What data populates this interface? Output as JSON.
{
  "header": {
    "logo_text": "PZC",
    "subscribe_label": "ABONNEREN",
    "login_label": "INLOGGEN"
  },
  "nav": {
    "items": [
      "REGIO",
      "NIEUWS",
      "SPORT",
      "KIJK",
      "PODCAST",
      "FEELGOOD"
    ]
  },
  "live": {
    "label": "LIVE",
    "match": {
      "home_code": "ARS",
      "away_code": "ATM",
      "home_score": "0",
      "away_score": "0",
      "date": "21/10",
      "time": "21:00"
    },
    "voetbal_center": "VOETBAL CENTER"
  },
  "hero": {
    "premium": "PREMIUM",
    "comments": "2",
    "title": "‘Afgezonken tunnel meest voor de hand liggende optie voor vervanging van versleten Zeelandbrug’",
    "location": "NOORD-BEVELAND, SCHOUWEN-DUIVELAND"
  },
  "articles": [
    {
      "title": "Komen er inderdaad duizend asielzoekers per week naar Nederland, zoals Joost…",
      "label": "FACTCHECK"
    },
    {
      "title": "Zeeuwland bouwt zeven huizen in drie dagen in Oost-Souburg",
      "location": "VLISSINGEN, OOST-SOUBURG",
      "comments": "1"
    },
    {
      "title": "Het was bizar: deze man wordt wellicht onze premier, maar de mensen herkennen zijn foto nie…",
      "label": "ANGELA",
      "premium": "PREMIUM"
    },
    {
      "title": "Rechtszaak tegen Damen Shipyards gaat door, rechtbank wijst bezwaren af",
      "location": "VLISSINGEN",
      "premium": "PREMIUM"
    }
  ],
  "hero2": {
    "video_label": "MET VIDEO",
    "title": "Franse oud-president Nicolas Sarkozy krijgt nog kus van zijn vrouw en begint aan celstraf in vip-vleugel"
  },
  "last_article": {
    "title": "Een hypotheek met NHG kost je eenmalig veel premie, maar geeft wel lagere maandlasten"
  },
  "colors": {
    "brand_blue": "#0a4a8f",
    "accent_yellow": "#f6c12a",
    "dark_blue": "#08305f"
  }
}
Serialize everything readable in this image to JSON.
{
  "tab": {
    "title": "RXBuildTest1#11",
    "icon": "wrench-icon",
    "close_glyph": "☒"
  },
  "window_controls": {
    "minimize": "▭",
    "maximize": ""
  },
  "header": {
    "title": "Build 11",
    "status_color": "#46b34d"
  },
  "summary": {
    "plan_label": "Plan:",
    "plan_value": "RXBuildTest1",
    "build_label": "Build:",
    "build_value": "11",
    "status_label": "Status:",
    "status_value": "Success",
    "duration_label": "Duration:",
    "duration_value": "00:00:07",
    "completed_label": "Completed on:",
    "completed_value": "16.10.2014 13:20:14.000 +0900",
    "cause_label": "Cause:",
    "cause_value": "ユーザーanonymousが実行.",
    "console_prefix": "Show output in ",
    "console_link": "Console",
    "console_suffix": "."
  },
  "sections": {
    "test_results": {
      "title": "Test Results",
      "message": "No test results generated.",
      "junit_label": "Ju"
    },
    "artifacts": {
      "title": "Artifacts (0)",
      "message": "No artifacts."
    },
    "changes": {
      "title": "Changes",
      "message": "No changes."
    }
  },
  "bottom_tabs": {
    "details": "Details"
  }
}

▶ Work to be completed: Repeat the material above in full, keeping every word.

▶ Correct result:
What data populates this interface? Output as JSON.
{
  "header": {
    "logo_text": "PZC",
    "subscribe_label": "ABONNEREN",
    "login_label": "INLOGGEN"
  },
  "nav": {
    "items": [
      "REGIO",
      "NIEUWS",
      "SPORT",
      "KIJK",
      "PODCAST",
      "FEELGOOD"
    ]
  },
  "live": {
    "label": "LIVE",
    "match": {
      "home_code": "ARS",
      "away_code": "ATM",
      "home_score": "0",
      "away_score": "0",
      "date": "21/10",
      "time": "21:00"
    },
    "voetbal_center": "VOETBAL CENTER"
  },
  "hero": {
    "premium": "PREMIUM",
    "comments": "2",
    "title": "‘Afgezonken tunnel meest voor de hand liggende optie voor vervanging van versleten Zeelandbrug’",
    "location": "NOORD-BEVELAND, SCHOUWEN-DUIVELAND"
  },
  "articles": [
    {
      "title": "Komen er inderdaad duizend asielzoekers per week naar Nederland, zoals Joost…",
      "label": "FACTCHECK"
    },
    {
      "title": "Zeeuwland bouwt zeven huizen in drie dagen in Oost-Souburg",
      "location": "VLISSINGEN, OOST-SOUBURG",
      "comments": "1"
    },
    {
      "title": "Het was bizar: deze man wordt wellicht onze premier, maar de mensen herkennen zijn foto nie…",
      "label": "ANGELA",
      "premium": "PREMIUM"
    },
    {
      "title": "Rechtszaak tegen Damen Shipyards gaat door, rechtbank wijst bezwaren af",
      "location": "VLISSINGEN",
      "premium": "PREMIUM"
    }
  ],
  "hero2": {
    "video_label": "MET VIDEO",
    "title": "Franse oud-president Nicolas Sarkozy krijgt nog kus van zijn vrouw en begint aan celstraf in vip-vleugel"
  },
  "last_article": {
    "title": "Een hypotheek met NHG kost je eenmalig veel premie, maar geeft wel lagere maandlasten"
  },
  "colors": {
    "brand_blue": "#0a4a8f",
    "accent_yellow": "#f6c12a",
    "dark_blue": "#08305f"
  }
}
Serialize everything readable in this image to JSON.
{
  "tab": {
    "title": "RXBuildTest1#11",
    "icon": "wrench-icon",
    "close_glyph": "☒"
  },
  "window_controls": {
    "minimize": "▭",
    "maximize": ""
  },
  "header": {
    "title": "Build 11",
    "status_color": "#46b34d"
  },
  "summary": {
    "plan_label": "Plan:",
    "plan_value": "RXBuildTest1",
    "build_label": "Build:",
    "build_value": "11",
    "status_label": "Status:",
    "status_value": "Success",
    "duration_label": "Duration:",
    "duration_value": "00:00:07",
    "completed_label": "Completed on:",
    "completed_value": "16.10.2014 13:20:14.000 +0900",
    "cause_label": "Cause:",
    "cause_value": "ユーザーanonymousが実行.",
    "console_prefix": "Show output in ",
    "console_link": "Console",
    "console_suffix": "."
  },
  "sections": {
    "test_results": {
      "title": "Test Results",
      "message": "No test results generated.",
      "junit_label": "Ju"
    },
    "artifacts": {
      "title": "Artifacts (0)",
      "message": "No artifacts."
    },
    "changes": {
      "title": "Changes",
      "message": "No changes."
    }
  },
  "bottom_tabs": {
    "details": "Details"
  }
}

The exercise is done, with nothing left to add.